• _WHAT YOU SHOULD DO_:
Copy out all lines that carry the word "Joint".

**********

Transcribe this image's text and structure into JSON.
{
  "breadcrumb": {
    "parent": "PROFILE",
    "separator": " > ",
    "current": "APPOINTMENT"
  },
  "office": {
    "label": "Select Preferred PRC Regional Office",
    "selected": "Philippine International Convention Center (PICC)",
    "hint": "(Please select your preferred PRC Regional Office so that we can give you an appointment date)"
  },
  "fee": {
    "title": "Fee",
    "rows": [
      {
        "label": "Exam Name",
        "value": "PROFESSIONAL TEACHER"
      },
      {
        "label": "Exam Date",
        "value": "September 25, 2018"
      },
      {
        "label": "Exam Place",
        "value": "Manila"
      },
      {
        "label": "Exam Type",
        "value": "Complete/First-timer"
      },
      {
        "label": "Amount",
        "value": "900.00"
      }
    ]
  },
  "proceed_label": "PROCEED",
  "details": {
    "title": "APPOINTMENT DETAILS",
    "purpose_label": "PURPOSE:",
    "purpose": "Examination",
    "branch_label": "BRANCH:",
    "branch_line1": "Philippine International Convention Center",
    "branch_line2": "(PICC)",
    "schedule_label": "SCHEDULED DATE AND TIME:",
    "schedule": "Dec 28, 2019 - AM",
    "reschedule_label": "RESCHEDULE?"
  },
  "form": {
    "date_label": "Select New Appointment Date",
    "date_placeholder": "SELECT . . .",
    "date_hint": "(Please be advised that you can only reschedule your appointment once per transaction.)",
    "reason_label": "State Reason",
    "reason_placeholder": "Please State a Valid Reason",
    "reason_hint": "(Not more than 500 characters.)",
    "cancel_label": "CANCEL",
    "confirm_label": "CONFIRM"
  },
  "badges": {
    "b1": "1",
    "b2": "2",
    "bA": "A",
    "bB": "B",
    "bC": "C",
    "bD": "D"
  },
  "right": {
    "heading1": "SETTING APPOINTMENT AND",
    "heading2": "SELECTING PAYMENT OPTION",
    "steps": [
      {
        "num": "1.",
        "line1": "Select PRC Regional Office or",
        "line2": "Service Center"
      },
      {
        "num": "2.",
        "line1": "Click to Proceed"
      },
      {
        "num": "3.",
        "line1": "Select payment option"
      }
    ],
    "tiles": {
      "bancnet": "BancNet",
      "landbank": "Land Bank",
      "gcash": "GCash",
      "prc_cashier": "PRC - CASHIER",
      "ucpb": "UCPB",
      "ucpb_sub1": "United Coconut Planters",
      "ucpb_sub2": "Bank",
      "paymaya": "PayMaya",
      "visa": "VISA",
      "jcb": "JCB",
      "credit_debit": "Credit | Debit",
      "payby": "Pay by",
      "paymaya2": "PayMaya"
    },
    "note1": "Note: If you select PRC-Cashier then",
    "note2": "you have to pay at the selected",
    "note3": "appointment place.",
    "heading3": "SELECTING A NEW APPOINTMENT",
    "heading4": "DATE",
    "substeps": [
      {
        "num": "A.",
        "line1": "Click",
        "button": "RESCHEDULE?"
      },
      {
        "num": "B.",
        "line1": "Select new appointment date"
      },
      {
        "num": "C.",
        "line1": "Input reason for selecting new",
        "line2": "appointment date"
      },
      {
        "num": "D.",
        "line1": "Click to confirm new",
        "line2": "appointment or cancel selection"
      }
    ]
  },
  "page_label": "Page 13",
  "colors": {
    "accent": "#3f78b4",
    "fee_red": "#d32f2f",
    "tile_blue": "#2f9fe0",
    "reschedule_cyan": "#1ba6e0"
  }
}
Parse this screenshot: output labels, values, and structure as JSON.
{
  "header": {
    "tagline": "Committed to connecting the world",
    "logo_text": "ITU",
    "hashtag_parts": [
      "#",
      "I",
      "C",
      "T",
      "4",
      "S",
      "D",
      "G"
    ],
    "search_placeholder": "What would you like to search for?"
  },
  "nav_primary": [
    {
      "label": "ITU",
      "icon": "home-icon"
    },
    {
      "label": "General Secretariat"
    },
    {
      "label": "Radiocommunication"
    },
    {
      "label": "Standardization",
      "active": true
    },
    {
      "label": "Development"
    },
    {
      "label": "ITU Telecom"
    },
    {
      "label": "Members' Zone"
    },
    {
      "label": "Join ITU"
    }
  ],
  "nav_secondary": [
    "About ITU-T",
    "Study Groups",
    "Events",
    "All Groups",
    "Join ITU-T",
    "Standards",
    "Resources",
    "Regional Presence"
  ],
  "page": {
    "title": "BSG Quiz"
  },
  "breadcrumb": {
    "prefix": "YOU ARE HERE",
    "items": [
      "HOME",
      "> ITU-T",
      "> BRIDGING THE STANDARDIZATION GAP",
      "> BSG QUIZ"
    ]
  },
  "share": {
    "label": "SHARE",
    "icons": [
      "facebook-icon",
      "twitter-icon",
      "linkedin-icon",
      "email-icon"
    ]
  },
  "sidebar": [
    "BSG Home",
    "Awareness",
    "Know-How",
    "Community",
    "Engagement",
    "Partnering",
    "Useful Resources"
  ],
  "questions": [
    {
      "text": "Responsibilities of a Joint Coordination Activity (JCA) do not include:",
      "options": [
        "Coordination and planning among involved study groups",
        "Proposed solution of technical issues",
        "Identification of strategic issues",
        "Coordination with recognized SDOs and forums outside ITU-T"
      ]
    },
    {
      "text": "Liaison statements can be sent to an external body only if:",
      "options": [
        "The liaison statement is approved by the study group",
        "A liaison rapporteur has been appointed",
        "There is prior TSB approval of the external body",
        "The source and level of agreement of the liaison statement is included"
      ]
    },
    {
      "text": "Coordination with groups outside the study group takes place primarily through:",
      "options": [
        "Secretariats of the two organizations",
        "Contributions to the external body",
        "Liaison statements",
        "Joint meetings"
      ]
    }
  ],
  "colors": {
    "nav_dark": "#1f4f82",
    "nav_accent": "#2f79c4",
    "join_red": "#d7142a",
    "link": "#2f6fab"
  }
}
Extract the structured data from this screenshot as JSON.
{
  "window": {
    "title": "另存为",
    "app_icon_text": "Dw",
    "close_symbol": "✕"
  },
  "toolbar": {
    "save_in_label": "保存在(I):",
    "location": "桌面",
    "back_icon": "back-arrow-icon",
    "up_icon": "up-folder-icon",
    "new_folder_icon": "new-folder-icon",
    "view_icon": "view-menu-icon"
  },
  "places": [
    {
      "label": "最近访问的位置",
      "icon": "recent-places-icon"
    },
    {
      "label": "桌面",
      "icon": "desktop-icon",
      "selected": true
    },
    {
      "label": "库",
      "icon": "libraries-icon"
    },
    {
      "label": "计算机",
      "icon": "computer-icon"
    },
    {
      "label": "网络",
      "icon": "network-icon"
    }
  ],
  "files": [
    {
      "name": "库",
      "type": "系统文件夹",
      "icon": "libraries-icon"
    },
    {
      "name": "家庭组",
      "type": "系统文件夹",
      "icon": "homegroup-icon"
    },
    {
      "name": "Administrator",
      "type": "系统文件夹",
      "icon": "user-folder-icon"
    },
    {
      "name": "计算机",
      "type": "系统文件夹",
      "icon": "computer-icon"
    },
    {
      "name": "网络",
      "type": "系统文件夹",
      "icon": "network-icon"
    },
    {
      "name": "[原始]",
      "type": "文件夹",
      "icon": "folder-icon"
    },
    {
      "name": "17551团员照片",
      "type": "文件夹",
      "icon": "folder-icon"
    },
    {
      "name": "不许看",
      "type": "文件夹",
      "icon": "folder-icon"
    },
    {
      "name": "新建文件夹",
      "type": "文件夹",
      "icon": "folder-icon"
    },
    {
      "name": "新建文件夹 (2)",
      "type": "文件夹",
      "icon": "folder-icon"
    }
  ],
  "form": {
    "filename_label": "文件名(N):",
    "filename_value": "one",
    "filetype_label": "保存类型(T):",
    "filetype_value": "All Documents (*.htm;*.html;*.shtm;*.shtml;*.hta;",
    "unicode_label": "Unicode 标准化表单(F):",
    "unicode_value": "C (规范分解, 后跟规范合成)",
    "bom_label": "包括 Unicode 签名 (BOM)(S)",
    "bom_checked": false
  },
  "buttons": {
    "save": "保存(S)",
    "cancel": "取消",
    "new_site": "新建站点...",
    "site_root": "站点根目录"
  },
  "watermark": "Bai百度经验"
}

**********

• _TASK RESPONSE_:
      "text": "Responsibilities of a Joint Coordination Activity (JCA) do not include:",
        "Joint meetings"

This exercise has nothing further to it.